-- Start --

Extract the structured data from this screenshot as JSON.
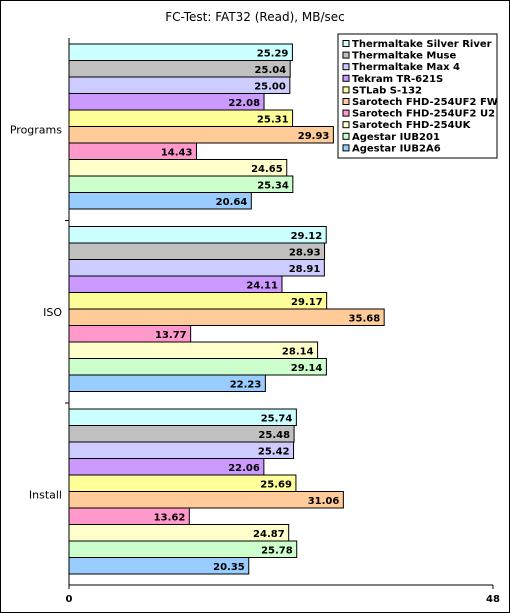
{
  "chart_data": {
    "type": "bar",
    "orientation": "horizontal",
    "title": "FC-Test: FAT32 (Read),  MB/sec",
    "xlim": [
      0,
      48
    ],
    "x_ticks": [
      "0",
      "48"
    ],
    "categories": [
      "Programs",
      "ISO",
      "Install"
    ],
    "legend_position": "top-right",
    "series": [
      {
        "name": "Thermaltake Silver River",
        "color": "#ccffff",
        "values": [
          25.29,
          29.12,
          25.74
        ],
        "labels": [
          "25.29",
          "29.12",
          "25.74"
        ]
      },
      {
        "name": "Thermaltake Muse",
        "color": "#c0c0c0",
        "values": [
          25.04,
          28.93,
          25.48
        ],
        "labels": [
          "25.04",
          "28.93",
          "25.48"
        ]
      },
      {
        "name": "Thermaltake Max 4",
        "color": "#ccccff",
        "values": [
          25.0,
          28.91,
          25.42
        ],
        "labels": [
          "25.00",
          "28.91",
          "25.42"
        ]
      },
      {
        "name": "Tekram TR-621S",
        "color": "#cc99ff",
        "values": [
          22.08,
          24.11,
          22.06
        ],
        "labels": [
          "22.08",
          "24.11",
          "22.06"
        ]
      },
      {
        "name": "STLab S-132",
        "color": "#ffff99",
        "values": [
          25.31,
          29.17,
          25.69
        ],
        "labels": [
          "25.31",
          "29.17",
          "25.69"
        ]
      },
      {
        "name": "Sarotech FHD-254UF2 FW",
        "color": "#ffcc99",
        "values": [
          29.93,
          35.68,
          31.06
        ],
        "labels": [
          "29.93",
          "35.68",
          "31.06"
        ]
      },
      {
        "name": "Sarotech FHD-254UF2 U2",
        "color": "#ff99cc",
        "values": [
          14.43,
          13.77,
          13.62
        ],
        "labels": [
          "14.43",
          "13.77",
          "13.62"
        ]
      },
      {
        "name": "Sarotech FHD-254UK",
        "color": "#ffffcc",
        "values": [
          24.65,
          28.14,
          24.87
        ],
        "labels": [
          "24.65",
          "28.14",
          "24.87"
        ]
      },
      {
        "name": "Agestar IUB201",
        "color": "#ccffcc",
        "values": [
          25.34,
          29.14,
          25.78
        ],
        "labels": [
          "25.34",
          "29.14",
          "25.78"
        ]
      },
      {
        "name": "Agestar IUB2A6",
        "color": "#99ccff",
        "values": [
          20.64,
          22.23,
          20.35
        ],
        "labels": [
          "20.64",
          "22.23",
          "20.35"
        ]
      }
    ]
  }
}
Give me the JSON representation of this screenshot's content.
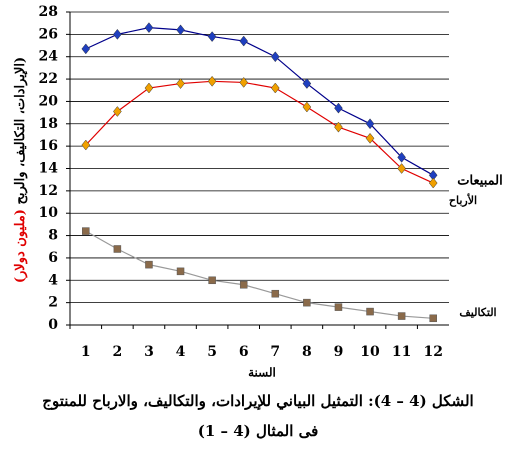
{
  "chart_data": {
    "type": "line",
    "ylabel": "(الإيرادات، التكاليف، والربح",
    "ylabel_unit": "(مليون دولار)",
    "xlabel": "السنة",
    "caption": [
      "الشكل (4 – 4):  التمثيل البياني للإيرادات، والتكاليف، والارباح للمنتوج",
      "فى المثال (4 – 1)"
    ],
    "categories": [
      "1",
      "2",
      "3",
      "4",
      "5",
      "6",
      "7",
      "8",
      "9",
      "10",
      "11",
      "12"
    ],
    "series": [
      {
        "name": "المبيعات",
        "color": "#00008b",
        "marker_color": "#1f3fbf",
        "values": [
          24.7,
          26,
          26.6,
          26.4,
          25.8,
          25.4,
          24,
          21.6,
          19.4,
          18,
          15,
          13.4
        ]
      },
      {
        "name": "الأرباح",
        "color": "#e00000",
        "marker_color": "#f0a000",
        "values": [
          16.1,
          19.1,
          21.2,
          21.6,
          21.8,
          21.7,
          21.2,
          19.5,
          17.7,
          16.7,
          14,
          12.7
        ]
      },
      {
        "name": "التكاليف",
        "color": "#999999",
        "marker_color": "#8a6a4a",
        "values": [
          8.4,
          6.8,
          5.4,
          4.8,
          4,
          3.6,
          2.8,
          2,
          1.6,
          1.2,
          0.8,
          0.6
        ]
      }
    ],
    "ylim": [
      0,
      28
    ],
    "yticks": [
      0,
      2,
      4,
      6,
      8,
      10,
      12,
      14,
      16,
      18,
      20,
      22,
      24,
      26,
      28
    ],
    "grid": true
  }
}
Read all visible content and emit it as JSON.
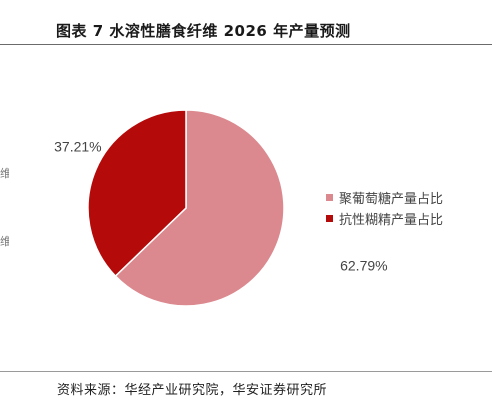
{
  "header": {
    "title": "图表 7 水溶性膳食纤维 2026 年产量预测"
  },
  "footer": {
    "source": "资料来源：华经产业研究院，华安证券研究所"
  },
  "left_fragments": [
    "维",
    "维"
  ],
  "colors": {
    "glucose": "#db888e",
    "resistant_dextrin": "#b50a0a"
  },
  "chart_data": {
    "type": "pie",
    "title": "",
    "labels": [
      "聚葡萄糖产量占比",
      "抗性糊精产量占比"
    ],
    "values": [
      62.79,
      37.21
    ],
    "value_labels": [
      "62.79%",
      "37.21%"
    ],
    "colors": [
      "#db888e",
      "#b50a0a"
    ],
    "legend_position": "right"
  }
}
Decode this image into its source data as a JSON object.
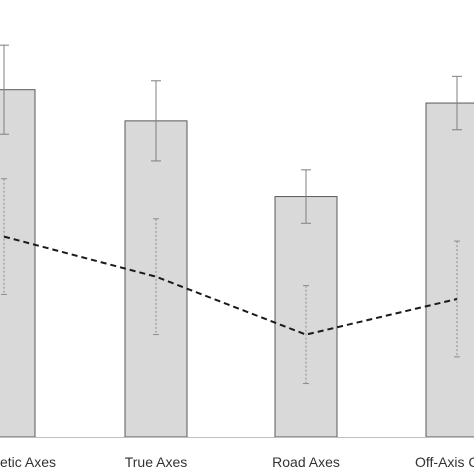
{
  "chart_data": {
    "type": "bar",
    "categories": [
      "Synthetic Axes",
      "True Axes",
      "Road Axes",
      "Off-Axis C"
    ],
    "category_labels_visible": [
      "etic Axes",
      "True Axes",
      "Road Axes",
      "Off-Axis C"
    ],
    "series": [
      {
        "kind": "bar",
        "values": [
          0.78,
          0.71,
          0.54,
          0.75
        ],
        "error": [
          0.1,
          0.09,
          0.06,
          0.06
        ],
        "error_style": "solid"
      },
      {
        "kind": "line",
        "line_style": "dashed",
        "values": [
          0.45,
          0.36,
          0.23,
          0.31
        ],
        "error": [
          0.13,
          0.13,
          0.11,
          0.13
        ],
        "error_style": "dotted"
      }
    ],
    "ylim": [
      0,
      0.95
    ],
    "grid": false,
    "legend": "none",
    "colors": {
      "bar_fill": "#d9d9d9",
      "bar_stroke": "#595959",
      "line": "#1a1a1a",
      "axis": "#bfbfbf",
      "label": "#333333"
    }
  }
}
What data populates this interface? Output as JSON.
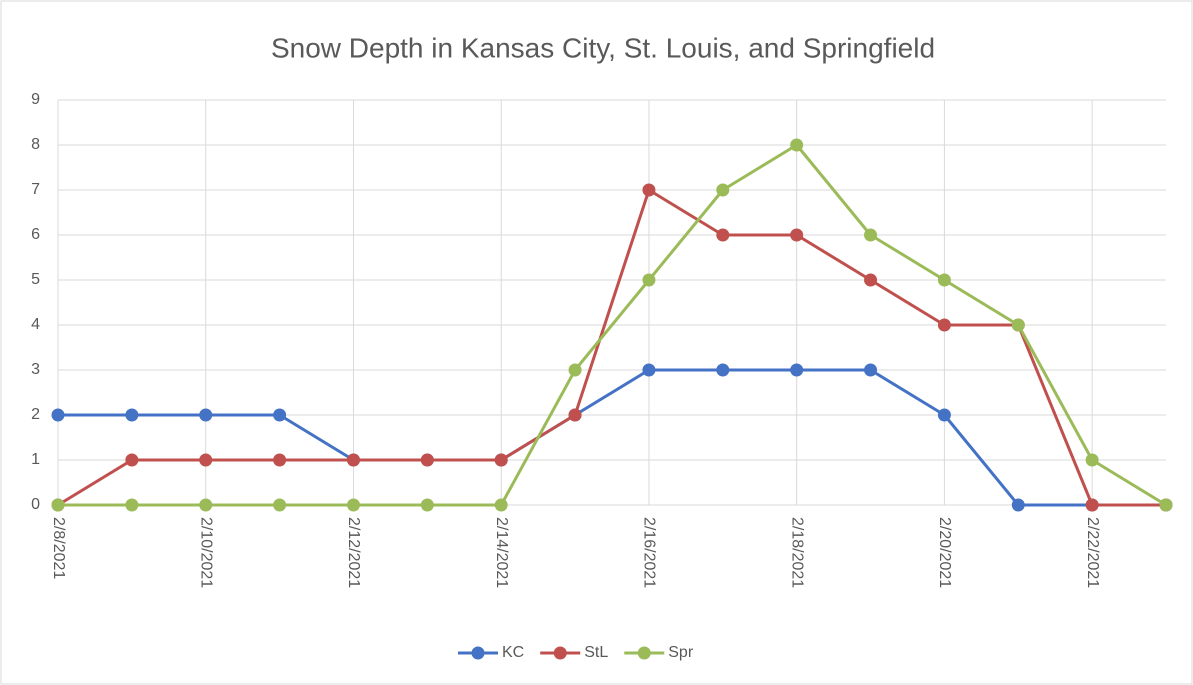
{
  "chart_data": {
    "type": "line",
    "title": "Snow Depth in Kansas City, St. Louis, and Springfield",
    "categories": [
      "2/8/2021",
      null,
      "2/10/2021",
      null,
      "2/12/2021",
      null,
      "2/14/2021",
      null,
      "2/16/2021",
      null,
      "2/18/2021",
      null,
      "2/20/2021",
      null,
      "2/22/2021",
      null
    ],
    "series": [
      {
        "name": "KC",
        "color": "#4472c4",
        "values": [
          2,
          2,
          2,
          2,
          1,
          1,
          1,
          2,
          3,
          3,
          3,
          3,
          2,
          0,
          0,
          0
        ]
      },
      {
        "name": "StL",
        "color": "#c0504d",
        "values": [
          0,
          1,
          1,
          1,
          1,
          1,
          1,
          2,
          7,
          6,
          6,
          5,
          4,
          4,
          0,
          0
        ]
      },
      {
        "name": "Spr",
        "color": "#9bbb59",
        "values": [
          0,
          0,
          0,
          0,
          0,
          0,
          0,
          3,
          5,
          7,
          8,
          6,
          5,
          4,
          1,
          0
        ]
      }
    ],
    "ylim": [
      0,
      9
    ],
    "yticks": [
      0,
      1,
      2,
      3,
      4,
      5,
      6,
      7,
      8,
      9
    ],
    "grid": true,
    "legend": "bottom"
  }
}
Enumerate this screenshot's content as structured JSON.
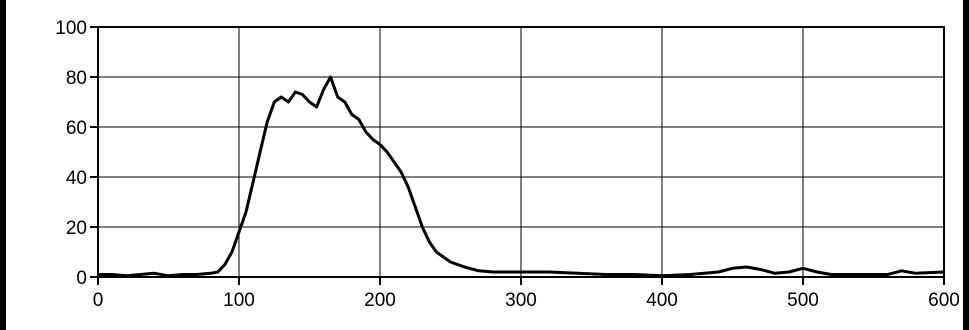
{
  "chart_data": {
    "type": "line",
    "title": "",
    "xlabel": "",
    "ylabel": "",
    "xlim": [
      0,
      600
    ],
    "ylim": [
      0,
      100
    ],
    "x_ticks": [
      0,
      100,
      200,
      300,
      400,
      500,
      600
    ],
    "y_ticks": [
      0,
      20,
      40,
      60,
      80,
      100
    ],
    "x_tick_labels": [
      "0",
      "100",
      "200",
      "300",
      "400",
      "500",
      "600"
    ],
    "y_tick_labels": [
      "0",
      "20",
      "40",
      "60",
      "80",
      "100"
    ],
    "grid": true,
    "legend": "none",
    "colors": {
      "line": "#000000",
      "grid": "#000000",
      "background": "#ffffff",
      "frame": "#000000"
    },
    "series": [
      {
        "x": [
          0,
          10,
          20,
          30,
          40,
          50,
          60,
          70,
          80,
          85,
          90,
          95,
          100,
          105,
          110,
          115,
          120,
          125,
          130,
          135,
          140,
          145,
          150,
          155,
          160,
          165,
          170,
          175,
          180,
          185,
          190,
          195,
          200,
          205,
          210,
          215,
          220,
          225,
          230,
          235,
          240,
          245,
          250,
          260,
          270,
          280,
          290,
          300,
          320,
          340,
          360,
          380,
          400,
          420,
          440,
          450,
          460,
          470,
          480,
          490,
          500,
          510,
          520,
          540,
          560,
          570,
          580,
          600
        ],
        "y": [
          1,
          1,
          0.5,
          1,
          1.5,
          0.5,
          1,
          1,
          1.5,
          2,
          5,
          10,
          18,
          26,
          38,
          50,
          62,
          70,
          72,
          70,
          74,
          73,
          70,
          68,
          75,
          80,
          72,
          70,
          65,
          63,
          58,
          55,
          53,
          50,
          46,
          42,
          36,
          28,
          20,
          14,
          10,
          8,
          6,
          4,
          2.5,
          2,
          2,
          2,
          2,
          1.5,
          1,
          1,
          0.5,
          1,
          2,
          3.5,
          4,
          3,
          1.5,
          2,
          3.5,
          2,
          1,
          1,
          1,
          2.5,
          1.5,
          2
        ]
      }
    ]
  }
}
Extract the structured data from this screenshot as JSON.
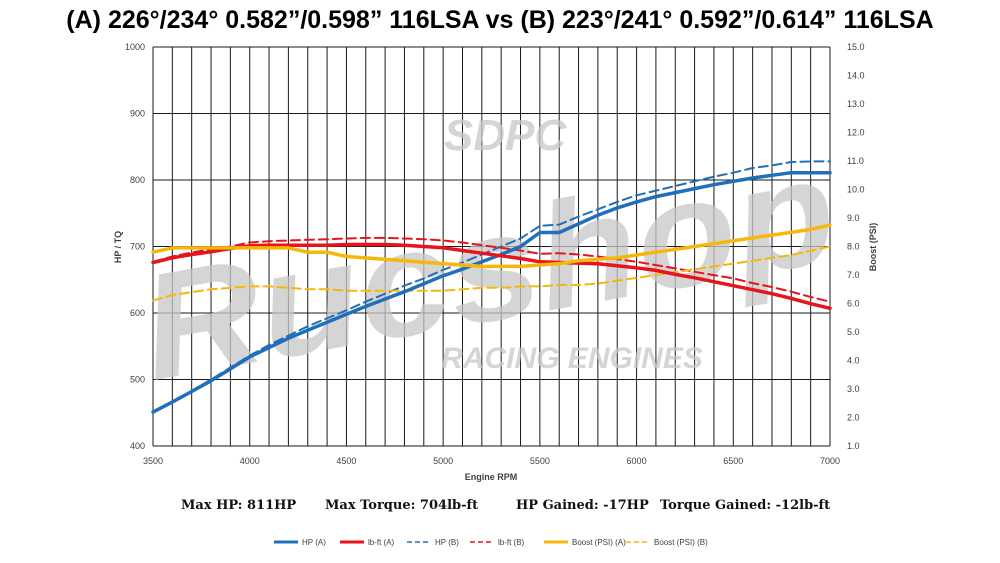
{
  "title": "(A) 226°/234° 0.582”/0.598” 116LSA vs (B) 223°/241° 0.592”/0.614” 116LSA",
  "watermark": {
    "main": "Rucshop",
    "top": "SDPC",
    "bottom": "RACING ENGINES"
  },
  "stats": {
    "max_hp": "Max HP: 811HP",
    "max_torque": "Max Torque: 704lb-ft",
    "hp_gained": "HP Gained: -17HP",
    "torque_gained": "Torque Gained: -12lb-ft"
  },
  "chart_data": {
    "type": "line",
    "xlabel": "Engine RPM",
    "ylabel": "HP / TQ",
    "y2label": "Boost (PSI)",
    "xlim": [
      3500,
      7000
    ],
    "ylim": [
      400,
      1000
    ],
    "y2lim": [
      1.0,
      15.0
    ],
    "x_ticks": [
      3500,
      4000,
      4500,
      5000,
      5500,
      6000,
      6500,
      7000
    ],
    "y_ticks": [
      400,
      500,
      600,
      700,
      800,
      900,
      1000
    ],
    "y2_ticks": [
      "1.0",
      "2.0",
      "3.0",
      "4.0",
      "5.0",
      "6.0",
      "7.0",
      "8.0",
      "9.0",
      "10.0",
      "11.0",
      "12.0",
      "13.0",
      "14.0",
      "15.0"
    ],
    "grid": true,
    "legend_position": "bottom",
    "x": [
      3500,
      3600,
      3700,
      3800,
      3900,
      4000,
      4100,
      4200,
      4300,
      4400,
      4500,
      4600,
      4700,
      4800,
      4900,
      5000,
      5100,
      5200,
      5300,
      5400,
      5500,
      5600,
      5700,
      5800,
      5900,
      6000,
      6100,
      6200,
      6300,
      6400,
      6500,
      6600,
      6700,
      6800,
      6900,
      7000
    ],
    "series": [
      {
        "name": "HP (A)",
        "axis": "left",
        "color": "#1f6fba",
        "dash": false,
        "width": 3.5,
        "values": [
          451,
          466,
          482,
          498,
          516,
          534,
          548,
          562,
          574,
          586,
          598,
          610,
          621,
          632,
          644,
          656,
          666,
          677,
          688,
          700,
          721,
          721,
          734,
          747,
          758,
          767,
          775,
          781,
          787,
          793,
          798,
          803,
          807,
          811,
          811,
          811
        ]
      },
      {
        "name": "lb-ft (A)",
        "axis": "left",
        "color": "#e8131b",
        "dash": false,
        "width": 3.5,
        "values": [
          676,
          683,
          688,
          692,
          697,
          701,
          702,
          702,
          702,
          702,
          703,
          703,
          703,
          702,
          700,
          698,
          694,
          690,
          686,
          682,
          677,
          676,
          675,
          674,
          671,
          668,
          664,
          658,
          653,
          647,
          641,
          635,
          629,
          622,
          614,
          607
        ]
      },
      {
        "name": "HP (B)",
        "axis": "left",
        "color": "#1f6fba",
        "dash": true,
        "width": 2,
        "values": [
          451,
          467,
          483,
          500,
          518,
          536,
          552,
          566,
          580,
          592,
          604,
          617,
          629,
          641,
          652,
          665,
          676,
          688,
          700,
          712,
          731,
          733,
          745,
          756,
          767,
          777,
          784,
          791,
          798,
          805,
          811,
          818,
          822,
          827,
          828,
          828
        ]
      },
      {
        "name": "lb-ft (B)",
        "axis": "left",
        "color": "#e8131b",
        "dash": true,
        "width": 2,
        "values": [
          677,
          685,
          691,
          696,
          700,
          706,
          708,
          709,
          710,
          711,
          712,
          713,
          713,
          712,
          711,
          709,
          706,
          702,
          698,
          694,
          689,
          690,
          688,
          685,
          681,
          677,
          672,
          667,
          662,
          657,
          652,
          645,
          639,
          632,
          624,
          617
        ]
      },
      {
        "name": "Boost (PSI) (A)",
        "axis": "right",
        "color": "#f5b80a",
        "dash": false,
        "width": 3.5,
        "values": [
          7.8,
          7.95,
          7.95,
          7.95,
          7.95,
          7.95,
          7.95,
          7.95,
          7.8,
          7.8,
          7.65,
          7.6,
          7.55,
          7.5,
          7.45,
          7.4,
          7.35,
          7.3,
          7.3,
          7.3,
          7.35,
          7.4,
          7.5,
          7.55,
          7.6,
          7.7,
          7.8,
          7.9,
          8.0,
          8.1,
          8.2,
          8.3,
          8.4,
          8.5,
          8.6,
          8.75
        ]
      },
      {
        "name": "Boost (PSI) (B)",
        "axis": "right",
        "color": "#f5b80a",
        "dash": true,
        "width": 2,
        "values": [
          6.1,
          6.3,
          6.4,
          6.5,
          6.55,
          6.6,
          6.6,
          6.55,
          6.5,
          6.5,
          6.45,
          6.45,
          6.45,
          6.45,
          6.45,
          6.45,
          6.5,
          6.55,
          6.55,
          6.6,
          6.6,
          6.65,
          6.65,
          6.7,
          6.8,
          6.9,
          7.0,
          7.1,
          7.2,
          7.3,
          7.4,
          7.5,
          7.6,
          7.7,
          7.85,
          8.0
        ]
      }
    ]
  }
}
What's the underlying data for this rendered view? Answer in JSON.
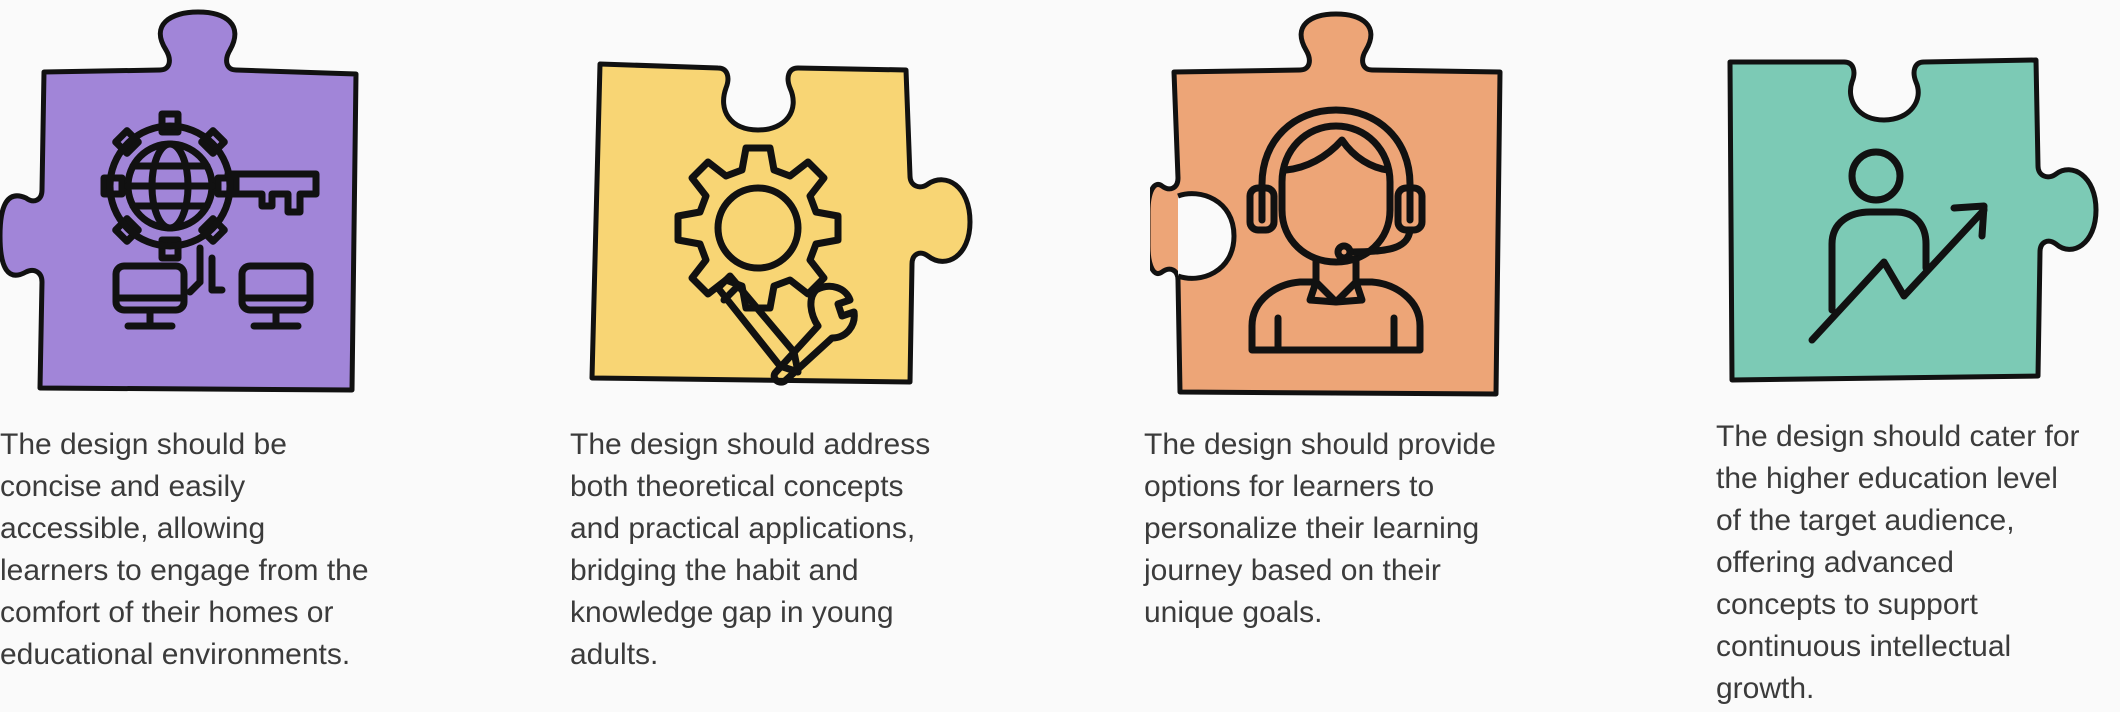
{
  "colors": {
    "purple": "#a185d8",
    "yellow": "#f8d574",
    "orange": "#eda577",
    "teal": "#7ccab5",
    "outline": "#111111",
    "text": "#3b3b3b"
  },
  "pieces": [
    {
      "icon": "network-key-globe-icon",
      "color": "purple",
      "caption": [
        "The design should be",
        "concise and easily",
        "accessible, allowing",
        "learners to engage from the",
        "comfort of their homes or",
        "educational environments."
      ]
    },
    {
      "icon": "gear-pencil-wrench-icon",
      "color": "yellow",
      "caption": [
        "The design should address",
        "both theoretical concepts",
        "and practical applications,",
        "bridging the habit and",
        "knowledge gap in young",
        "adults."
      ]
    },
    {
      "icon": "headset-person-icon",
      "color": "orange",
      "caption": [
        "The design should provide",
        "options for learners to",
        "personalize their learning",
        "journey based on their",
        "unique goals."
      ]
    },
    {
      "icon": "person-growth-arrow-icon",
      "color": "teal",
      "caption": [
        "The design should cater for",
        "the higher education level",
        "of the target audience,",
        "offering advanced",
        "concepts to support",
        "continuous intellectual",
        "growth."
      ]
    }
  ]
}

-- End --

Identify all lines in the records above with the word "design".

        "The design should be",
        "The design should address",
        "The design should provide",
        "The design should cater for",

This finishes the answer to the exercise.